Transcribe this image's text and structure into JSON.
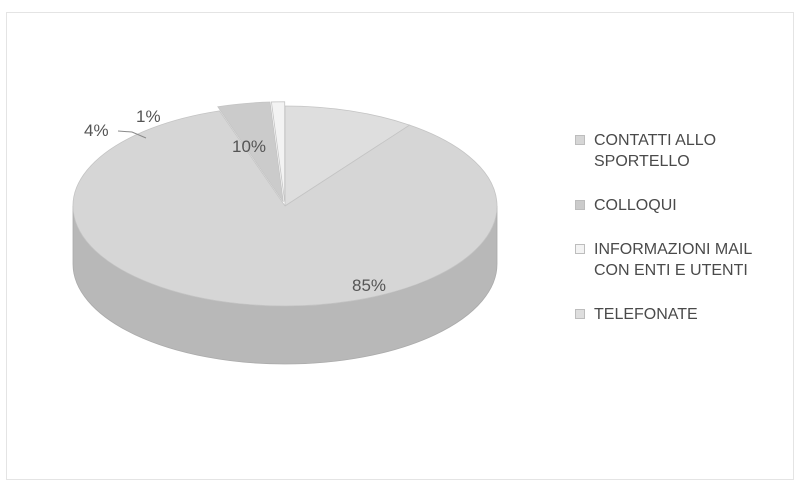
{
  "chart_data": {
    "type": "pie",
    "categories": [
      "CONTATTI ALLO SPORTELLO",
      "COLLOQUI",
      "INFORMAZIONI MAIL CON ENTI E UTENTI",
      "TELEFONATE"
    ],
    "values": [
      85,
      4,
      1,
      10
    ],
    "value_labels": [
      "85%",
      "4%",
      "1%",
      "10%"
    ],
    "colors": [
      "#d6d6d6",
      "#cbcbcb",
      "#f3f3f3",
      "#dedede"
    ],
    "style": "3d",
    "legend_position": "right",
    "title": ""
  }
}
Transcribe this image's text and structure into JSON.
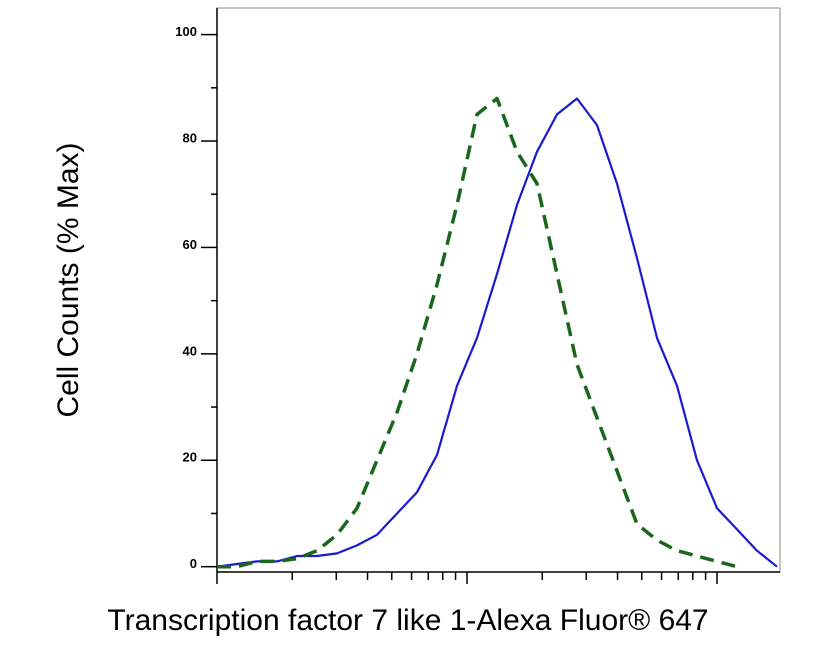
{
  "chart_data": {
    "type": "line",
    "y_label": "Cell Counts (% Max)",
    "x_label": "Transcription factor 7 like 1-Alexa Fluor® 647",
    "x_scale": "log",
    "x": [
      1,
      1.202,
      1.445,
      1.738,
      2.089,
      2.512,
      3.02,
      3.631,
      4.365,
      5.248,
      6.31,
      7.586,
      9.12,
      10.96,
      13.18,
      15.85,
      19.05,
      22.91,
      27.54,
      33.11,
      39.81,
      47.86,
      57.54,
      69.18,
      83.18,
      100,
      120.2,
      144.5,
      173.8
    ],
    "xlim": [
      1,
      178.6
    ],
    "xticks": [
      1,
      10,
      100
    ],
    "xminorticks": [
      2,
      3,
      4,
      5,
      6,
      7,
      8,
      9,
      20,
      30,
      40,
      50,
      60,
      70,
      80,
      90
    ],
    "ylim": [
      -1,
      105
    ],
    "yticks": [
      0,
      20,
      40,
      60,
      80,
      100
    ],
    "yminorticks": [
      10,
      30,
      50,
      70,
      90
    ],
    "series": [
      {
        "color": "#1a1ad0",
        "dash": false,
        "values": [
          0,
          0.5,
          1,
          1,
          2,
          2,
          2.5,
          4,
          6,
          10,
          14,
          21,
          34,
          43,
          55,
          68,
          78,
          85,
          88,
          83,
          72,
          58,
          43,
          34,
          20,
          11,
          7,
          3,
          0
        ]
      },
      {
        "color": "#1a661a",
        "dash": true,
        "values": [
          0,
          0,
          1,
          1,
          1.5,
          3,
          6,
          11,
          20,
          29,
          40,
          53,
          68,
          85,
          88,
          78,
          72,
          55,
          38,
          28,
          18,
          8,
          5,
          3,
          2,
          1,
          0,
          null,
          null
        ]
      }
    ]
  }
}
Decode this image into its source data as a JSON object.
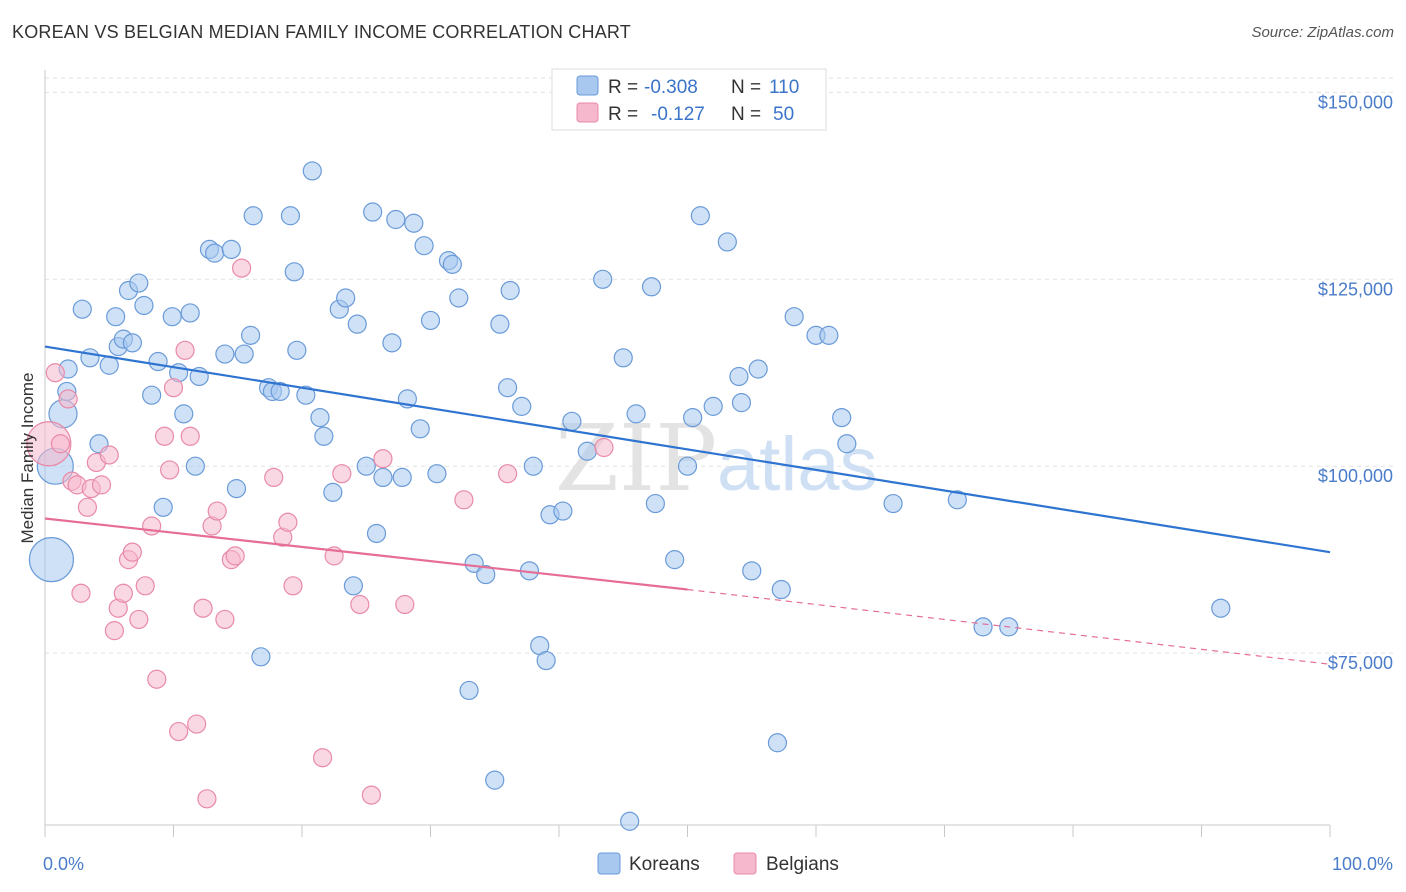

* **Your task**
Without the pictures, repeat the listing above exactly.

* **Answer in full**
Transcribe this image's text and structure into JSON.
{
  "chart_data": {
    "type": "pie",
    "categories": [
      "CONTATTI ALLO SPORTELLO",
      "COLLOQUI",
      "INFORMAZIONI MAIL CON ENTI E UTENTI",
      "TELEFONATE"
    ],
    "values": [
      85,
      4,
      1,
      10
    ],
    "value_labels": [
      "85%",
      "4%",
      "1%",
      "10%"
    ],
    "colors": [
      "#d6d6d6",
      "#cbcbcb",
      "#f3f3f3",
      "#dedede"
    ],
    "style": "3d",
    "legend_position": "right",
    "title": ""
  }
}
Transcribe this image's text and structure into JSON.
{
  "chart_data": {
    "type": "line",
    "y_label": "Cell Counts (% Max)",
    "x_label": "Transcription factor 7 like 1-Alexa Fluor® 647",
    "x_scale": "log",
    "x": [
      1,
      1.202,
      1.445,
      1.738,
      2.089,
      2.512,
      3.02,
      3.631,
      4.365,
      5.248,
      6.31,
      7.586,
      9.12,
      10.96,
      13.18,
      15.85,
      19.05,
      22.91,
      27.54,
      33.11,
      39.81,
      47.86,
      57.54,
      69.18,
      83.18,
      100,
      120.2,
      144.5,
      173.8
    ],
    "xlim": [
      1,
      178.6
    ],
    "xticks": [
      1,
      10,
      100
    ],
    "xminorticks": [
      2,
      3,
      4,
      5,
      6,
      7,
      8,
      9,
      20,
      30,
      40,
      50,
      60,
      70,
      80,
      90
    ],
    "ylim": [
      -1,
      105
    ],
    "yticks": [
      0,
      20,
      40,
      60,
      80,
      100
    ],
    "yminorticks": [
      10,
      30,
      50,
      70,
      90
    ],
    "series": [
      {
        "color": "#1a1ad0",
        "dash": false,
        "values": [
          0,
          0.5,
          1,
          1,
          2,
          2,
          2.5,
          4,
          6,
          10,
          14,
          21,
          34,
          43,
          55,
          68,
          78,
          85,
          88,
          83,
          72,
          58,
          43,
          34,
          20,
          11,
          7,
          3,
          0
        ]
      },
      {
        "color": "#1a661a",
        "dash": true,
        "values": [
          0,
          0,
          1,
          1,
          1.5,
          3,
          6,
          11,
          20,
          29,
          40,
          53,
          68,
          85,
          88,
          78,
          72,
          55,
          38,
          28,
          18,
          8,
          5,
          3,
          2,
          1,
          0,
          null,
          null
        ]
      }
    ]
  }
}
Decode this image into its source data as a JSON object.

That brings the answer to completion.